What is required: Only the lines from the one containing "Enumerate this screenshot's" through the end of the entries should be repeated, exactly as they appear, first and last included.

[Stored entries]

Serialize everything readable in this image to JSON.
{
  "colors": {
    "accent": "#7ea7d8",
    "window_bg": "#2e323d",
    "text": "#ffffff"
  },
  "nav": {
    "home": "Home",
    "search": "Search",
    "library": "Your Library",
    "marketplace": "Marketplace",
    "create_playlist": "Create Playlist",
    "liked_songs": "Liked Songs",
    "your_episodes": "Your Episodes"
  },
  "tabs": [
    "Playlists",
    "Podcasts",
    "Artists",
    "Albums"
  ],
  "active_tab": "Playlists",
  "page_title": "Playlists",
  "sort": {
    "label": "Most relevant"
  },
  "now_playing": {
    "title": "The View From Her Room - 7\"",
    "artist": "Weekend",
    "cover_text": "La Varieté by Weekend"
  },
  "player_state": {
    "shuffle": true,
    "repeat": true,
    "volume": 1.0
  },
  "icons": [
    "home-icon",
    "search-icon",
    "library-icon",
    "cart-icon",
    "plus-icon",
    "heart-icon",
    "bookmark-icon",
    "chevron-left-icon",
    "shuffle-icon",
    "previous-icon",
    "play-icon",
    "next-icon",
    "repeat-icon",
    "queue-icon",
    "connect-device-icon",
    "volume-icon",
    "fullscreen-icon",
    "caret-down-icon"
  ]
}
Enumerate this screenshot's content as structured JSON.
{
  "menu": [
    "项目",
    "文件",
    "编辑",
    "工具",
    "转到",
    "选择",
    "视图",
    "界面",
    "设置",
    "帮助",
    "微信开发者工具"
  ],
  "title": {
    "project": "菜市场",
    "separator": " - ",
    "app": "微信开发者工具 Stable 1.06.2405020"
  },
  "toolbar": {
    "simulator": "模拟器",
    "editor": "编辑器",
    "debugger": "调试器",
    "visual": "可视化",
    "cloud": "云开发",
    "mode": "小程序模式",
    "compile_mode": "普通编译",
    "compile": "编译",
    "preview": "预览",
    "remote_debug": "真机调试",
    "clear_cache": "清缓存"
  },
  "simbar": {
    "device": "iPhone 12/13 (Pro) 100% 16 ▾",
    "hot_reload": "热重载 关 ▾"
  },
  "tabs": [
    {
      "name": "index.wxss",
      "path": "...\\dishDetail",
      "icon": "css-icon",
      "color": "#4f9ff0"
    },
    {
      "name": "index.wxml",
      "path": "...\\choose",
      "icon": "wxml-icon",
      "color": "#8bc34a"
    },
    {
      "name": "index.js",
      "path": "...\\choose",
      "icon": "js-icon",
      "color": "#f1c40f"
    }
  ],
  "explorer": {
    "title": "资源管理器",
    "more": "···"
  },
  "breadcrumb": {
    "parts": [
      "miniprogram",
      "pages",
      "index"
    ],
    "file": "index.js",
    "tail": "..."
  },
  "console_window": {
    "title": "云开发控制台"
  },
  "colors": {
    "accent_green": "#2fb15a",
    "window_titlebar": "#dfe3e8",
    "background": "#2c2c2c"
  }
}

Result of this exercise:
Enumerate this screenshot's content as structured JSON.
{
  "menu": [
    "项目",
    "文件",
    "编辑",
    "工具",
    "转到",
    "选择",
    "视图",
    "界面",
    "设置",
    "帮助",
    "微信开发者工具"
  ],
  "title": {
    "project": "菜市场",
    "separator": " - ",
    "app": "微信开发者工具 Stable 1.06.2405020"
  },
  "toolbar": {
    "simulator": "模拟器",
    "editor": "编辑器",
    "debugger": "调试器",
    "visual": "可视化",
    "cloud": "云开发",
    "mode": "小程序模式",
    "compile_mode": "普通编译",
    "compile": "编译",
    "preview": "预览",
    "remote_debug": "真机调试",
    "clear_cache": "清缓存"
  },
  "simbar": {
    "device": "iPhone 12/13 (Pro) 100% 16 ▾",
    "hot_reload": "热重载 关 ▾"
  },
  "tabs": [
    {
      "name": "index.wxss",
      "path": "...\\dishDetail",
      "icon": "css-icon",
      "color": "#4f9ff0"
    },
    {
      "name": "index.wxml",
      "path": "...\\choose",
      "icon": "wxml-icon",
      "color": "#8bc34a"
    },
    {
      "name": "index.js",
      "path": "...\\choose",
      "icon": "js-icon",
      "color": "#f1c40f"
    }
  ],
  "explorer": {
    "title": "资源管理器",
    "more": "···"
  },
  "breadcrumb": {
    "parts": [
      "miniprogram",
      "pages",
      "index"
    ],
    "file": "index.js",
    "tail": "..."
  },
  "console_window": {
    "title": "云开发控制台"
  },
  "colors": {
    "accent_green": "#2fb15a",
    "window_titlebar": "#dfe3e8",
    "background": "#2c2c2c"
  }
}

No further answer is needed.